Recorded data:
---

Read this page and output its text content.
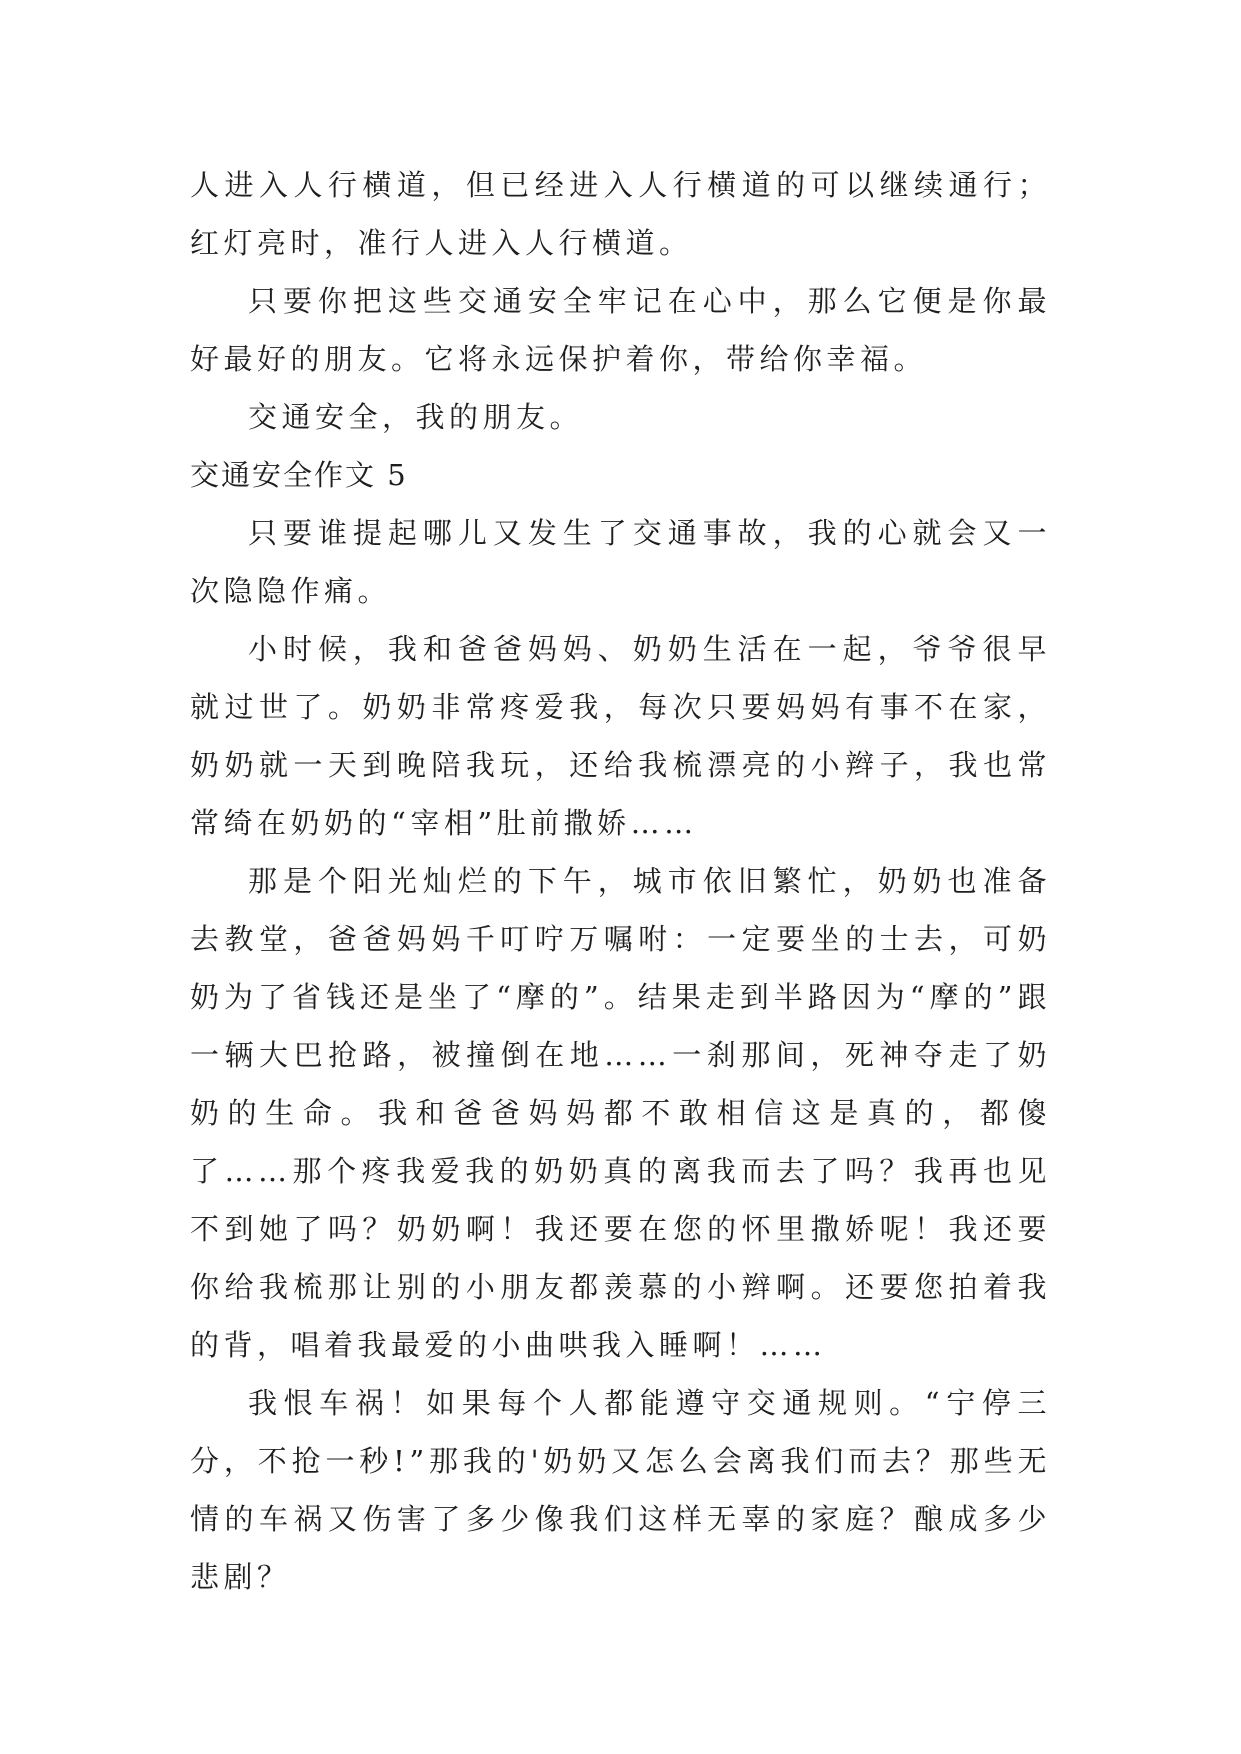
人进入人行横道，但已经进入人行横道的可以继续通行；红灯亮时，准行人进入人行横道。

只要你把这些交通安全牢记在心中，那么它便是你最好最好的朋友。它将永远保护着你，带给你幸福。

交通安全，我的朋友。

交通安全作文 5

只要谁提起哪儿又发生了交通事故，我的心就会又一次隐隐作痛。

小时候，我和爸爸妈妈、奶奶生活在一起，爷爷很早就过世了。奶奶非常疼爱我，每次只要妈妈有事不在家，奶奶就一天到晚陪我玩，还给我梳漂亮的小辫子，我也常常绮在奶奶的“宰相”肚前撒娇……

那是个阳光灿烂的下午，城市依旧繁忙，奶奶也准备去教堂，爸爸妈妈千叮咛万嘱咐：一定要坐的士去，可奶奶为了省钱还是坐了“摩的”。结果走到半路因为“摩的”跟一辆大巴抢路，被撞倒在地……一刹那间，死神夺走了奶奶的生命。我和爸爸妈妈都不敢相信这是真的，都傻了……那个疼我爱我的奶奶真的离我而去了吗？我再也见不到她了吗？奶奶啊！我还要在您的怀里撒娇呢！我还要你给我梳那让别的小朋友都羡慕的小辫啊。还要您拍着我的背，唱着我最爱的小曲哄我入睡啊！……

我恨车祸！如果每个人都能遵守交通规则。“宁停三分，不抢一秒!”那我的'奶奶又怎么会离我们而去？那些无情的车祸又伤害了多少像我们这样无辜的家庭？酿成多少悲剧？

---

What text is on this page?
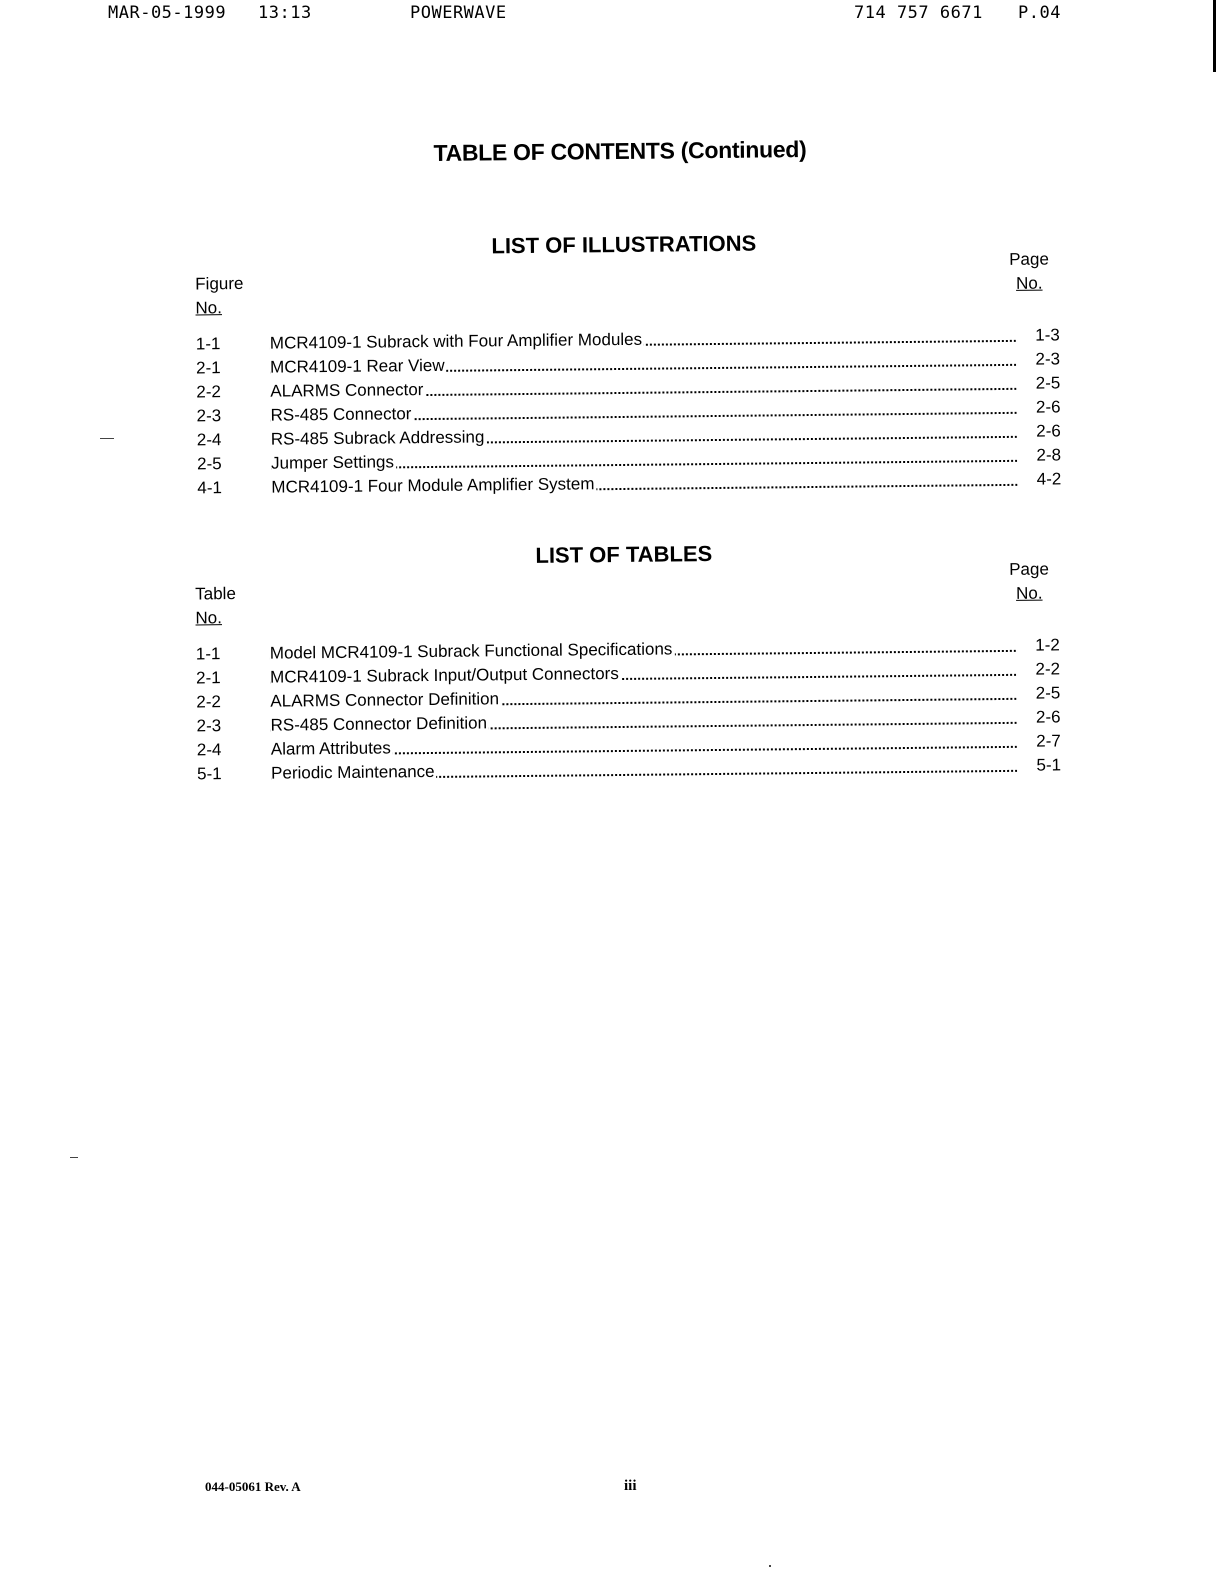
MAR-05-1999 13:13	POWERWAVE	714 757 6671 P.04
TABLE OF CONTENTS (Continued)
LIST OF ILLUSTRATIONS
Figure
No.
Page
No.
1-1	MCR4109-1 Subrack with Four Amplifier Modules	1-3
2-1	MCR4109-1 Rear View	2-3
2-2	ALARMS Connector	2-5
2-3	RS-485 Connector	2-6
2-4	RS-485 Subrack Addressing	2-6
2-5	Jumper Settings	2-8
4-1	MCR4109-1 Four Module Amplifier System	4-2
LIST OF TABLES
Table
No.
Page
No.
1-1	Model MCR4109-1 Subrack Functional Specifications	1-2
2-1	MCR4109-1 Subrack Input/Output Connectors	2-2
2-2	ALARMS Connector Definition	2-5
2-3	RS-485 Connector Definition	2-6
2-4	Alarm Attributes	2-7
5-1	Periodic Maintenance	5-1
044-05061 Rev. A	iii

---

▸ Problem requirements:
Report only a number: how many lines in the material above contain the string "Definition".

▸ Task solution:
2